• _Problem_: Search the material below for the word "retail" and copy every line in which it occurs.

## Begin

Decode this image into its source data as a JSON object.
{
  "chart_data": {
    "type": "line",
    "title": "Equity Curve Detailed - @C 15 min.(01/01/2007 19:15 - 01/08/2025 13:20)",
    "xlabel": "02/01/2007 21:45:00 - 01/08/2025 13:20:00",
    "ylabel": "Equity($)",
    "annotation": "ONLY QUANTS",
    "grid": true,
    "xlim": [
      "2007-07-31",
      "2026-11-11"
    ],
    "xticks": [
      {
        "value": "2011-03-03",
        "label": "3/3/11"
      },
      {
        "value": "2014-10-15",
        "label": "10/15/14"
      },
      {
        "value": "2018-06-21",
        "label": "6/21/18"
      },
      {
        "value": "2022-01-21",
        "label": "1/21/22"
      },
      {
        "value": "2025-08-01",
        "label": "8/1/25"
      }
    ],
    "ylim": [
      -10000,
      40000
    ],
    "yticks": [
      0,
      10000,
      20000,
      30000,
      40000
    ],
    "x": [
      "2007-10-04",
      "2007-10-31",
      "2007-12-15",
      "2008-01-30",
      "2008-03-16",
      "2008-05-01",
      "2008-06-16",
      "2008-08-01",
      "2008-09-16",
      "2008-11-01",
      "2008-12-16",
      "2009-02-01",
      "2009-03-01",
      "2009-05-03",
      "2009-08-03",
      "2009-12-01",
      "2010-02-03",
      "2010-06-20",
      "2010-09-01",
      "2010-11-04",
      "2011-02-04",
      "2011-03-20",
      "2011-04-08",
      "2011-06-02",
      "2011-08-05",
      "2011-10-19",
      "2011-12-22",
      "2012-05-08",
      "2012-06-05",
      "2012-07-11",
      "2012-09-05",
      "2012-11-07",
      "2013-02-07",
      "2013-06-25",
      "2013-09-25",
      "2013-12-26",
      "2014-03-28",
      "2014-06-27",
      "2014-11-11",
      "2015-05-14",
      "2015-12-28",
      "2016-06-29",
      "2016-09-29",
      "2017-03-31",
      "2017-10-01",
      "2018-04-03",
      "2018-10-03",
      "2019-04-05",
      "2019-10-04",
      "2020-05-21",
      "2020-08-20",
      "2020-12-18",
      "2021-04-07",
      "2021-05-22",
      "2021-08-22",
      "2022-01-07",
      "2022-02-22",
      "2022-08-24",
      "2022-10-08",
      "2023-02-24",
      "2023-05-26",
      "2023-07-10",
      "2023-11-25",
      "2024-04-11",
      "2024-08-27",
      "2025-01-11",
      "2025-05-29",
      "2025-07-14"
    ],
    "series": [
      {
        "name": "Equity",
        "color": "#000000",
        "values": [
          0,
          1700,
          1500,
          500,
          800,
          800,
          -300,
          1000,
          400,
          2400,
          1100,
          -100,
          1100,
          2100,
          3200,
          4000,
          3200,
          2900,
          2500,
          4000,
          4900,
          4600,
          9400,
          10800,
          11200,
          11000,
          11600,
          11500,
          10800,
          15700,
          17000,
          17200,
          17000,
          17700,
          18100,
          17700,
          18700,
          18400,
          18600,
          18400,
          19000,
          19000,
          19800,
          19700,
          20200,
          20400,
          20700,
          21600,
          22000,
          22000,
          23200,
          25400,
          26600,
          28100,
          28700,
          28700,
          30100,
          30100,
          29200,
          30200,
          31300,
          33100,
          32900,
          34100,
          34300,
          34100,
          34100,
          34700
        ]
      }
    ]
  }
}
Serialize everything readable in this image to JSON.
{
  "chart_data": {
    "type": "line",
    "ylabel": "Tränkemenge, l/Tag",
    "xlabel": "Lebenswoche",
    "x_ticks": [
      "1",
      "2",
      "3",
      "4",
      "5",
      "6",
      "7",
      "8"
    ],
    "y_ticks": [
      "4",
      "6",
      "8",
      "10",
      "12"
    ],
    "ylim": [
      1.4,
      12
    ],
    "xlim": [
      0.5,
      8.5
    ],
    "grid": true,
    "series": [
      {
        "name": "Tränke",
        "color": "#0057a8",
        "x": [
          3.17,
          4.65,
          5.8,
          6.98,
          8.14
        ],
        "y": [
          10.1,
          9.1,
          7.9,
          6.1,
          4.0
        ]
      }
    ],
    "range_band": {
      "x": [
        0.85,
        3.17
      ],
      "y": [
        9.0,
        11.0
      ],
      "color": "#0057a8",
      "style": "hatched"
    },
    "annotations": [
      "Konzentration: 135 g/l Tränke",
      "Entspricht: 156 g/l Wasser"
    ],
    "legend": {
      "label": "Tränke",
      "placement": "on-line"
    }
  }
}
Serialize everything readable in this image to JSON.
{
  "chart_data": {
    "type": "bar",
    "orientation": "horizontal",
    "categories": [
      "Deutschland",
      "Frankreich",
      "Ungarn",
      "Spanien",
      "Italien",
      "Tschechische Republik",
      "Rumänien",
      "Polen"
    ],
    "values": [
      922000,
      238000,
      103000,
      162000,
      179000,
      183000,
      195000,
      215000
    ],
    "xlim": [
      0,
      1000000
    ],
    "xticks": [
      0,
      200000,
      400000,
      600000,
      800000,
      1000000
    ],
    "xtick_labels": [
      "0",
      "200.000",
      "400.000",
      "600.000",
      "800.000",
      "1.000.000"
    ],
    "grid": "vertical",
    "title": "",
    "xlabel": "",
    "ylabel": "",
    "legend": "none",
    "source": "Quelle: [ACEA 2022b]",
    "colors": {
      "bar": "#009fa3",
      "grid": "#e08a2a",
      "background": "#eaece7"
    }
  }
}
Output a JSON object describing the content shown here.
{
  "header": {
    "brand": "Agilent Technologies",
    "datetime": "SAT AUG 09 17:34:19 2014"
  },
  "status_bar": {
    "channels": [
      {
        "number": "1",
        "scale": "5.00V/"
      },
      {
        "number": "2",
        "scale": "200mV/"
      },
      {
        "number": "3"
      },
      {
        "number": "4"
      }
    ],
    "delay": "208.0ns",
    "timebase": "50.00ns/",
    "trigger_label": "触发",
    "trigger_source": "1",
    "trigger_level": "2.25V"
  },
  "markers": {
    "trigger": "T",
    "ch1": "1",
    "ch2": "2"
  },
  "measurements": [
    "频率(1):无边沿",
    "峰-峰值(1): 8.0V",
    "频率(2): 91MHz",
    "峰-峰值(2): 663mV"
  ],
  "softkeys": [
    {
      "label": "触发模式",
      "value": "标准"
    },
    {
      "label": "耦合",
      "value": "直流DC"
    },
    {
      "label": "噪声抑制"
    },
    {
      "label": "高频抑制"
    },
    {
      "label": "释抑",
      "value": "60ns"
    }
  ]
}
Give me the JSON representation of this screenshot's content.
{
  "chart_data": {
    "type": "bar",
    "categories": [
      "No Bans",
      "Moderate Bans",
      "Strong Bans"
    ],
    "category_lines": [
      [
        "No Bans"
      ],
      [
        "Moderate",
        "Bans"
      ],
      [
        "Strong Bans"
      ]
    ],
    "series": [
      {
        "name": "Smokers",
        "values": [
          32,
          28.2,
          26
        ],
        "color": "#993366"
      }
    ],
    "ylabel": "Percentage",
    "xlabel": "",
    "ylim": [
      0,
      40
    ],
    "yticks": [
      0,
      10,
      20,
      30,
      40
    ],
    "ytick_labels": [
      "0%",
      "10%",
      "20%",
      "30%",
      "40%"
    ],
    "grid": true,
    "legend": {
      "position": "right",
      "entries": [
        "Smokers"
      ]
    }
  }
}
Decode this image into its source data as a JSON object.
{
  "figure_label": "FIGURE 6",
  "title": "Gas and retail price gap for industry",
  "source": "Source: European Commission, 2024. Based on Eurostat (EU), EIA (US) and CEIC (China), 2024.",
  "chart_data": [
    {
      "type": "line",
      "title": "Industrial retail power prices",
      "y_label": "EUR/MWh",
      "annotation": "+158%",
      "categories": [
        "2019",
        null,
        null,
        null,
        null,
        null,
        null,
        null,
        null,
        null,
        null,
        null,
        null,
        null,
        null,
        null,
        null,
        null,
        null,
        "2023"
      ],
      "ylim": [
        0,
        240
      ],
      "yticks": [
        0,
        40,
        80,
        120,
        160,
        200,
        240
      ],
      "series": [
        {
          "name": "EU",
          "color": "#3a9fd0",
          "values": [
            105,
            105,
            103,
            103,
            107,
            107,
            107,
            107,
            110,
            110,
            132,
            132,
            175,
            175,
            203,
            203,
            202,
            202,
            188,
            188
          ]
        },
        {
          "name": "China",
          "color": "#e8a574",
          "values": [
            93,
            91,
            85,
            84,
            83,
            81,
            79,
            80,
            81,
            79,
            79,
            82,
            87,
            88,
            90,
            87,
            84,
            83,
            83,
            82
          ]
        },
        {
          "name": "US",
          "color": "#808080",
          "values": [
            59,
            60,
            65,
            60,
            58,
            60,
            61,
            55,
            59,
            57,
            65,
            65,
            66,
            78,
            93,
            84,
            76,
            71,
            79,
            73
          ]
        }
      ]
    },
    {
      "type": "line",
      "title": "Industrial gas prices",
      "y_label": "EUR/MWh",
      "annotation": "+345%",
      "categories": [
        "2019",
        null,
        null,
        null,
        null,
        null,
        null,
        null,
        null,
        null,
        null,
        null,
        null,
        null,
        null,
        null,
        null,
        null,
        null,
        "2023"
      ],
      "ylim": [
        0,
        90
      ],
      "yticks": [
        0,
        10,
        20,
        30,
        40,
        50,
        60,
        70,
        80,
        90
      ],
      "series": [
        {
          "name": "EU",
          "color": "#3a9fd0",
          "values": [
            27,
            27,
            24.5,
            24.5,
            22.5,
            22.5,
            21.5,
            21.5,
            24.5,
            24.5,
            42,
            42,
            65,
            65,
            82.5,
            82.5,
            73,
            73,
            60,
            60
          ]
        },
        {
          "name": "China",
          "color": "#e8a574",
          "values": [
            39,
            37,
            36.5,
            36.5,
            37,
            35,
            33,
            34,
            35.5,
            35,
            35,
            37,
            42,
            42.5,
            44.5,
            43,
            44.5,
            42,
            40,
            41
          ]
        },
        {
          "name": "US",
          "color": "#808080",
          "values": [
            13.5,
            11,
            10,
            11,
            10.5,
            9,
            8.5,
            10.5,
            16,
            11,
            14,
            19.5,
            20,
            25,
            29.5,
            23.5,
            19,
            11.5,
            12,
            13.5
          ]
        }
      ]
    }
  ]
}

## End

• _Solution for this task_:
  "title": "Gas and retail price gap for industry",
      "title": "Industrial retail power prices",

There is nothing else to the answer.